--- Data shown ---

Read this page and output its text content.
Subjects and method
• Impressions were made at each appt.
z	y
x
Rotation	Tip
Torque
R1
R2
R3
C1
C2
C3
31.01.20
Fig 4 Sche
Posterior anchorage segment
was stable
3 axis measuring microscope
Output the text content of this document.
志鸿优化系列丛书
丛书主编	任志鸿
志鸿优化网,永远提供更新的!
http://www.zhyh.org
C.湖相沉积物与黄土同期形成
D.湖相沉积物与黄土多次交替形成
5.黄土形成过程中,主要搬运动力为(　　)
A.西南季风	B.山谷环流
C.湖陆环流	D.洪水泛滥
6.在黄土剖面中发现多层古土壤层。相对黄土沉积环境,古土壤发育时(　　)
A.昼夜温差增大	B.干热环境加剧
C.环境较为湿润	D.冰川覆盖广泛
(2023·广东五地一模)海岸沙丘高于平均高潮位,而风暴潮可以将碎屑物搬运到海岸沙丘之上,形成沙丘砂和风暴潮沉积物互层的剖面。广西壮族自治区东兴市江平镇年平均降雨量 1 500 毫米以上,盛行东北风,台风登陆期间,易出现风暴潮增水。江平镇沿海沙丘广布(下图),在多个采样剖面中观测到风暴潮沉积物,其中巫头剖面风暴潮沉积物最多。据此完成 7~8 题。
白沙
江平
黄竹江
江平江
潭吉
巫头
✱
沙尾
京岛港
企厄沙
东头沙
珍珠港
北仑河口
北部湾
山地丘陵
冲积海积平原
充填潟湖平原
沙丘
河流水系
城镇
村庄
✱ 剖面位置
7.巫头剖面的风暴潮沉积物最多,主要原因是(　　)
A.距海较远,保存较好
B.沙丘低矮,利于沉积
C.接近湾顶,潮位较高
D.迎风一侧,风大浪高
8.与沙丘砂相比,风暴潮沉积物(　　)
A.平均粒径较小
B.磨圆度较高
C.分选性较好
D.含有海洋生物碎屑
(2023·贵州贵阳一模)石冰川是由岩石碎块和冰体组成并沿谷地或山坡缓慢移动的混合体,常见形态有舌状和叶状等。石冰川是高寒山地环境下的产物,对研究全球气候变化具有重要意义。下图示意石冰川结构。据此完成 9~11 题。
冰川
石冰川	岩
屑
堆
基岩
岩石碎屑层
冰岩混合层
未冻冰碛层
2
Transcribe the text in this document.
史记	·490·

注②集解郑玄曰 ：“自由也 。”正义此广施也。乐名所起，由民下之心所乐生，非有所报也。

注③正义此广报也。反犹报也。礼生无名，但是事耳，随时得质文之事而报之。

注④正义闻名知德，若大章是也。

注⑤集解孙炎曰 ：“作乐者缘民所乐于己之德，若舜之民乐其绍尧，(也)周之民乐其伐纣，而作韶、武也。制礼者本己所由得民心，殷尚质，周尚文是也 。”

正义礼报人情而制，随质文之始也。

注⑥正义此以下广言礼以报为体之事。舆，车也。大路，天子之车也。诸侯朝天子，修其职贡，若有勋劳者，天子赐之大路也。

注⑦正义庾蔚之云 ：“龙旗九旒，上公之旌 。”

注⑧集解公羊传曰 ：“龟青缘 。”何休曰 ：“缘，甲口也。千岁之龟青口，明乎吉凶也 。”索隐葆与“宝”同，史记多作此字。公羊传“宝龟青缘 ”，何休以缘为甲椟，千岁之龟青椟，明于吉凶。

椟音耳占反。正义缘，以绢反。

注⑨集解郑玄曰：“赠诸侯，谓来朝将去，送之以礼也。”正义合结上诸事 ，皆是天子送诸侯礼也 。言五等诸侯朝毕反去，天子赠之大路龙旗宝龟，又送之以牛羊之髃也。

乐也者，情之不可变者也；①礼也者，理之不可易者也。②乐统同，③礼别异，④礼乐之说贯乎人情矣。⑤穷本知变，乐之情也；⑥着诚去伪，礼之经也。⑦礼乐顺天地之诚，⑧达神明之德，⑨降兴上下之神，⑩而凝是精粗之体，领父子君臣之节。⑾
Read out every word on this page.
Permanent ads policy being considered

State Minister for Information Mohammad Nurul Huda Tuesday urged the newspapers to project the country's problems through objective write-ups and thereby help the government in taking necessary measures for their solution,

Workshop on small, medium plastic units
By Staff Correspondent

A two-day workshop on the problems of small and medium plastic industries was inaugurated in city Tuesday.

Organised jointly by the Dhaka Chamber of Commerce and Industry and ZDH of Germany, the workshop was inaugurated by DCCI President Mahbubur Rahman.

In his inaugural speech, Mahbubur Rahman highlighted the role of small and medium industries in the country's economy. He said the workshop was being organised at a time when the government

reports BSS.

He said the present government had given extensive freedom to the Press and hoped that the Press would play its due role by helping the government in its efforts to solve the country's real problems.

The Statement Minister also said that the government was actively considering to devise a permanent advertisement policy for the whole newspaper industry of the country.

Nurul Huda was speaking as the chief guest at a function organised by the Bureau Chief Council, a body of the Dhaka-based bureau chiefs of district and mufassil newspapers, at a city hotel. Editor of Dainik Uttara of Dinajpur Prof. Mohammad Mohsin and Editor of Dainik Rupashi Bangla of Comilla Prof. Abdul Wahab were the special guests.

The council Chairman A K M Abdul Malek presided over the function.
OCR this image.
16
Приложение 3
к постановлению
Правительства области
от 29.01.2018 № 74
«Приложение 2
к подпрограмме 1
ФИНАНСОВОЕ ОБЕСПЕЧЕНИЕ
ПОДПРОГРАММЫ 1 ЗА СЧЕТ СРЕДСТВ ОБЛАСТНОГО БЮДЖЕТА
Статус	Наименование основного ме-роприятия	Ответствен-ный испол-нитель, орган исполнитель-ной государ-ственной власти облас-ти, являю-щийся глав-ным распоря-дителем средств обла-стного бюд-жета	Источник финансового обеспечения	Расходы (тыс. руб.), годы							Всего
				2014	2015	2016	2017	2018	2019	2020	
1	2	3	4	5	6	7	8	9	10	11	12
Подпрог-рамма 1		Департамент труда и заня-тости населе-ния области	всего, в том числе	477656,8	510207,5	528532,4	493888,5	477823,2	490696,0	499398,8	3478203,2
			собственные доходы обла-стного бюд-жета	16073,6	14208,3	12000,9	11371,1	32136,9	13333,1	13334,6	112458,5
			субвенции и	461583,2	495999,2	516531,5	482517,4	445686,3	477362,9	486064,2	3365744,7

---

• Aim
Say how many lines in the records hold "medium", with the number as the whole reply.

• Written reply
3